Dataset excerpt
____________

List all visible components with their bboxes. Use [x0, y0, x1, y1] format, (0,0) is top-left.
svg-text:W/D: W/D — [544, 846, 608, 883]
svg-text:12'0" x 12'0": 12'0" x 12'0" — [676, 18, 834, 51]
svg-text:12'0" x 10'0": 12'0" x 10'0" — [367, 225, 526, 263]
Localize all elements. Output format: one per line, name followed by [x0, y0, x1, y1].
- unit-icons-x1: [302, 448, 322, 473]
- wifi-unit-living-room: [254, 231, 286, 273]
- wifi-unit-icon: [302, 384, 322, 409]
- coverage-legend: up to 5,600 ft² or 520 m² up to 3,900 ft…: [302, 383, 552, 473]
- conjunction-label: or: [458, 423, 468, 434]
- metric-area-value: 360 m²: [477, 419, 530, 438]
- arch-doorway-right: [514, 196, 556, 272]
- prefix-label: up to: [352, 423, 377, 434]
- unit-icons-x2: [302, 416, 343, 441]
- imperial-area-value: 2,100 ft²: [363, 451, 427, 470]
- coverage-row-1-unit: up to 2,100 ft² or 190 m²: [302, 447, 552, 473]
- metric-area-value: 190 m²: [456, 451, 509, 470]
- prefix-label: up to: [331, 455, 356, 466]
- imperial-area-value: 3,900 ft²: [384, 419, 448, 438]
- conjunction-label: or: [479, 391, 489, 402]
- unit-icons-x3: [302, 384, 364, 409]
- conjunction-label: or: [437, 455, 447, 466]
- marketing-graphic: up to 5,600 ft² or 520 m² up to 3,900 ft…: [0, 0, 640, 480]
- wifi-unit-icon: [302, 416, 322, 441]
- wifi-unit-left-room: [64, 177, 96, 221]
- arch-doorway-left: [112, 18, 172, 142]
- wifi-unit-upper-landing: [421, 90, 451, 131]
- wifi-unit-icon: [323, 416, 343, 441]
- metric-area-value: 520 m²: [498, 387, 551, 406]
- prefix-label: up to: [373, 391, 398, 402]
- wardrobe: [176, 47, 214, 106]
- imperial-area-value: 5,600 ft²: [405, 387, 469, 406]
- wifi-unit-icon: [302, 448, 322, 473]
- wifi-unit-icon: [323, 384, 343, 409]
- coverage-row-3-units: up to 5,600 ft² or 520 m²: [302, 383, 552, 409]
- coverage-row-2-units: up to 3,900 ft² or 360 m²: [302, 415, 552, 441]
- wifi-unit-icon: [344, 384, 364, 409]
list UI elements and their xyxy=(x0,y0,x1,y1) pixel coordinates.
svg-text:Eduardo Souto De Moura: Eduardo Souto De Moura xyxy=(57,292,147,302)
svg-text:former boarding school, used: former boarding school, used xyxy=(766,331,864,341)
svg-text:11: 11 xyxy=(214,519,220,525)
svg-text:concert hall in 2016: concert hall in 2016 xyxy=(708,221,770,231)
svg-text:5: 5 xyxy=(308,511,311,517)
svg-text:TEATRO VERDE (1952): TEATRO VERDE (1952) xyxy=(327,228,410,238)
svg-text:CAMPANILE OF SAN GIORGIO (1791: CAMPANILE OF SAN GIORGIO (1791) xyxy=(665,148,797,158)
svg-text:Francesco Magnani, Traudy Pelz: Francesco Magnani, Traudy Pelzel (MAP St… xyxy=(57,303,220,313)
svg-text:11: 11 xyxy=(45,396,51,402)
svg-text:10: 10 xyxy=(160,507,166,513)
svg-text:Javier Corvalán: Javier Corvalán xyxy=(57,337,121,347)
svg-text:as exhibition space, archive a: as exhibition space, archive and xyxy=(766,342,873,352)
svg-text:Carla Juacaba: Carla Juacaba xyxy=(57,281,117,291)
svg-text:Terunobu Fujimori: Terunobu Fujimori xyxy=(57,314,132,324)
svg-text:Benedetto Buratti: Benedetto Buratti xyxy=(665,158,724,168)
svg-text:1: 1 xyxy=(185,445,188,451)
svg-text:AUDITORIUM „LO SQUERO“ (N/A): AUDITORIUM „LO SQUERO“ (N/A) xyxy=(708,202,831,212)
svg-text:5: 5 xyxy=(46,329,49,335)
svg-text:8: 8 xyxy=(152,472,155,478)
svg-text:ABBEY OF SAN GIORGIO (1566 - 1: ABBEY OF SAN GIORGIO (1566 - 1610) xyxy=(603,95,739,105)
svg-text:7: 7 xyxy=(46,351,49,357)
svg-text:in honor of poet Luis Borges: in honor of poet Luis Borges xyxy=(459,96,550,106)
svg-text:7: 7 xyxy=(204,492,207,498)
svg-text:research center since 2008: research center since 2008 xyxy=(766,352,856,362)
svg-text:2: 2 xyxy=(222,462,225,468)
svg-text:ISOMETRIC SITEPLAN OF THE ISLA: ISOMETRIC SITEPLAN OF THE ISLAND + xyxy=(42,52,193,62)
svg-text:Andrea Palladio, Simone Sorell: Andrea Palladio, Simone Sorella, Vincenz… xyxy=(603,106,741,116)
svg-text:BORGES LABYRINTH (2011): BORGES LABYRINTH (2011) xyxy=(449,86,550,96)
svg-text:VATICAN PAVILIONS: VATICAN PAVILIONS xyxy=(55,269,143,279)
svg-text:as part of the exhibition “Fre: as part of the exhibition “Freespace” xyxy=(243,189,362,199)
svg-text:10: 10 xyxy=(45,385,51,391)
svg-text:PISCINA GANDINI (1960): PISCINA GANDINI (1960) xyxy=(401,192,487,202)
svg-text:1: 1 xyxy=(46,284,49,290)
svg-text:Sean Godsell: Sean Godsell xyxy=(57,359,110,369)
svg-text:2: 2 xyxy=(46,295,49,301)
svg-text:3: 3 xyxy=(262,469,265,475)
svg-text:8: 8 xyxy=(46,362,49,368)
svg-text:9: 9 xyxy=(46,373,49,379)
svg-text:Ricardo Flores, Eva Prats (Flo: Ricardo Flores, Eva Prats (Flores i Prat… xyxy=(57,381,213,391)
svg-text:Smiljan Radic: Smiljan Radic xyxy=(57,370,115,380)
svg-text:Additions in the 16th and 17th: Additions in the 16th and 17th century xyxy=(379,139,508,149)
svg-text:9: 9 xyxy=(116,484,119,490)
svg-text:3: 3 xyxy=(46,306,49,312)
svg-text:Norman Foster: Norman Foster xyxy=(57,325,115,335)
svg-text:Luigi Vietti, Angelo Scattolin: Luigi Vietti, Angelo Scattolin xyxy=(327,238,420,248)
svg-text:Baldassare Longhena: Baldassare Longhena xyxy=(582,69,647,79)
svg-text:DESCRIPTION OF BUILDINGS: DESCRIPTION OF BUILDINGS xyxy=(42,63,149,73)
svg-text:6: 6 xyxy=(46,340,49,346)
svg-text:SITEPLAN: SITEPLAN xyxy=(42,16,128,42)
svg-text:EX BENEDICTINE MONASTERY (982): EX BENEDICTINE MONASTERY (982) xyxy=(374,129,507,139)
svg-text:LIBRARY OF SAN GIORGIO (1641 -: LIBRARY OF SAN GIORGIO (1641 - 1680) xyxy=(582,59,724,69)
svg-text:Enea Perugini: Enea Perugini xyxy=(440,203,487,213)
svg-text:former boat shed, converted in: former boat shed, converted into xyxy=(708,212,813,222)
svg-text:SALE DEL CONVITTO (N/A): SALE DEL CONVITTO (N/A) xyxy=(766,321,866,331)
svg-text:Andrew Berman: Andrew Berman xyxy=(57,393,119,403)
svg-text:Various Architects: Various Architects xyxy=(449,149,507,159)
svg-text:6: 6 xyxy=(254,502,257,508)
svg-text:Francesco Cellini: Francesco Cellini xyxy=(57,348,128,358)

____________

WRITTEN TASK: Reproduce every one of the lines above, character for character.

RESULT OF THIS EXERCISE:
List all visible components with their bboxes. Use [x0, y0, x1, y1] format, (0,0) is top-left.
svg-text:W/D: W/D — [544, 846, 608, 883]
svg-text:12'0" x 12'0": 12'0" x 12'0" — [676, 18, 834, 51]
svg-text:12'0" x 10'0": 12'0" x 10'0" — [367, 225, 526, 263]
Localize all elements. Output format: one per line, name followed by [x0, y0, x1, y1].
- unit-icons-x1: [302, 448, 322, 473]
- wifi-unit-living-room: [254, 231, 286, 273]
- wifi-unit-icon: [302, 384, 322, 409]
- coverage-legend: up to 5,600 ft² or 520 m² up to 3,900 ft…: [302, 383, 552, 473]
- conjunction-label: or: [458, 423, 468, 434]
- metric-area-value: 360 m²: [477, 419, 530, 438]
- arch-doorway-right: [514, 196, 556, 272]
- prefix-label: up to: [352, 423, 377, 434]
- unit-icons-x2: [302, 416, 343, 441]
- imperial-area-value: 2,100 ft²: [363, 451, 427, 470]
- coverage-row-1-unit: up to 2,100 ft² or 190 m²: [302, 447, 552, 473]
- metric-area-value: 190 m²: [456, 451, 509, 470]
- prefix-label: up to: [331, 455, 356, 466]
- imperial-area-value: 3,900 ft²: [384, 419, 448, 438]
- conjunction-label: or: [479, 391, 489, 402]
- unit-icons-x3: [302, 384, 364, 409]
- conjunction-label: or: [437, 455, 447, 466]
- marketing-graphic: up to 5,600 ft² or 520 m² up to 3,900 ft…: [0, 0, 640, 480]
- wifi-unit-icon: [302, 416, 322, 441]
- wifi-unit-left-room: [64, 177, 96, 221]
- arch-doorway-left: [112, 18, 172, 142]
- wifi-unit-upper-landing: [421, 90, 451, 131]
- wifi-unit-icon: [323, 416, 343, 441]
- metric-area-value: 520 m²: [498, 387, 551, 406]
- prefix-label: up to: [373, 391, 398, 402]
- wardrobe: [176, 47, 214, 106]
- imperial-area-value: 5,600 ft²: [405, 387, 469, 406]
- wifi-unit-icon: [302, 448, 322, 473]
- wifi-unit-icon: [323, 384, 343, 409]
- coverage-row-3-units: up to 5,600 ft² or 520 m²: [302, 383, 552, 409]
- coverage-row-2-units: up to 3,900 ft² or 360 m²: [302, 415, 552, 441]
- wifi-unit-icon: [344, 384, 364, 409]
list UI elements and their xyxy=(x0,y0,x1,y1) pixel coordinates.
svg-text:Eduardo Souto De Moura: Eduardo Souto De Moura xyxy=(57,292,147,302)
svg-text:former boarding school, used: former boarding school, used xyxy=(766,331,864,341)
svg-text:11: 11 xyxy=(214,519,220,525)
svg-text:concert hall in 2016: concert hall in 2016 xyxy=(708,221,770,231)
svg-text:5: 5 xyxy=(308,511,311,517)
svg-text:TEATRO VERDE (1952): TEATRO VERDE (1952) xyxy=(327,228,410,238)
svg-text:CAMPANILE OF SAN GIORGIO (1791: CAMPANILE OF SAN GIORGIO (1791) xyxy=(665,148,797,158)
svg-text:Francesco Magnani, Traudy Pelz: Francesco Magnani, Traudy Pelzel (MAP St… xyxy=(57,303,220,313)
svg-text:11: 11 xyxy=(45,396,51,402)
svg-text:10: 10 xyxy=(160,507,166,513)
svg-text:Javier Corvalán: Javier Corvalán xyxy=(57,337,121,347)
svg-text:as exhibition space, archive a: as exhibition space, archive and xyxy=(766,342,873,352)
svg-text:Carla Juacaba: Carla Juacaba xyxy=(57,281,117,291)
svg-text:Terunobu Fujimori: Terunobu Fujimori xyxy=(57,314,132,324)
svg-text:Benedetto Buratti: Benedetto Buratti xyxy=(665,158,724,168)
svg-text:1: 1 xyxy=(185,445,188,451)
svg-text:AUDITORIUM „LO SQUERO“ (N/A): AUDITORIUM „LO SQUERO“ (N/A) xyxy=(708,202,831,212)
svg-text:5: 5 xyxy=(46,329,49,335)
svg-text:8: 8 xyxy=(152,472,155,478)
svg-text:ABBEY OF SAN GIORGIO (1566 - 1: ABBEY OF SAN GIORGIO (1566 - 1610) xyxy=(603,95,739,105)
svg-text:7: 7 xyxy=(46,351,49,357)
svg-text:in honor of poet Luis Borges: in honor of poet Luis Borges xyxy=(459,96,550,106)
svg-text:7: 7 xyxy=(204,492,207,498)
svg-text:research center since 2008: research center since 2008 xyxy=(766,352,856,362)
svg-text:2: 2 xyxy=(222,462,225,468)
svg-text:ISOMETRIC SITEPLAN OF THE ISLA: ISOMETRIC SITEPLAN OF THE ISLAND + xyxy=(42,52,193,62)
svg-text:Andrea Palladio, Simone Sorell: Andrea Palladio, Simone Sorella, Vincenz… xyxy=(603,106,741,116)
svg-text:BORGES LABYRINTH (2011): BORGES LABYRINTH (2011) xyxy=(449,86,550,96)
svg-text:VATICAN PAVILIONS: VATICAN PAVILIONS xyxy=(55,269,143,279)
svg-text:as part of the exhibition “Fre: as part of the exhibition “Freespace” xyxy=(243,189,362,199)
svg-text:10: 10 xyxy=(45,385,51,391)
svg-text:PISCINA GANDINI (1960): PISCINA GANDINI (1960) xyxy=(401,192,487,202)
svg-text:1: 1 xyxy=(46,284,49,290)
svg-text:Sean Godsell: Sean Godsell xyxy=(57,359,110,369)
svg-text:2: 2 xyxy=(46,295,49,301)
svg-text:3: 3 xyxy=(262,469,265,475)
svg-text:8: 8 xyxy=(46,362,49,368)
svg-text:9: 9 xyxy=(46,373,49,379)
svg-text:Ricardo Flores, Eva Prats (Flo: Ricardo Flores, Eva Prats (Flores i Prat… xyxy=(57,381,213,391)
svg-text:Smiljan Radic: Smiljan Radic xyxy=(57,370,115,380)
svg-text:Additions in the 16th and 17th: Additions in the 16th and 17th century xyxy=(379,139,508,149)
svg-text:9: 9 xyxy=(116,484,119,490)
svg-text:3: 3 xyxy=(46,306,49,312)
svg-text:Norman Foster: Norman Foster xyxy=(57,325,115,335)
svg-text:Luigi Vietti, Angelo Scattolin: Luigi Vietti, Angelo Scattolin xyxy=(327,238,420,248)
svg-text:Baldassare Longhena: Baldassare Longhena xyxy=(582,69,647,79)
svg-text:DESCRIPTION OF BUILDINGS: DESCRIPTION OF BUILDINGS xyxy=(42,63,149,73)
svg-text:6: 6 xyxy=(46,340,49,346)
svg-text:SITEPLAN: SITEPLAN xyxy=(42,16,128,42)
svg-text:EX BENEDICTINE MONASTERY (982): EX BENEDICTINE MONASTERY (982) xyxy=(374,129,507,139)
svg-text:LIBRARY OF SAN GIORGIO (1641 -: LIBRARY OF SAN GIORGIO (1641 - 1680) xyxy=(582,59,724,69)
svg-text:Enea Perugini: Enea Perugini xyxy=(440,203,487,213)
svg-text:former boat shed, converted in: former boat shed, converted into xyxy=(708,212,813,222)
svg-text:SALE DEL CONVITTO (N/A): SALE DEL CONVITTO (N/A) xyxy=(766,321,866,331)
svg-text:Andrew Berman: Andrew Berman xyxy=(57,393,119,403)
svg-text:Various Architects: Various Architects xyxy=(449,149,507,159)
svg-text:6: 6 xyxy=(254,502,257,508)
svg-text:Francesco Cellini: Francesco Cellini xyxy=(57,348,128,358)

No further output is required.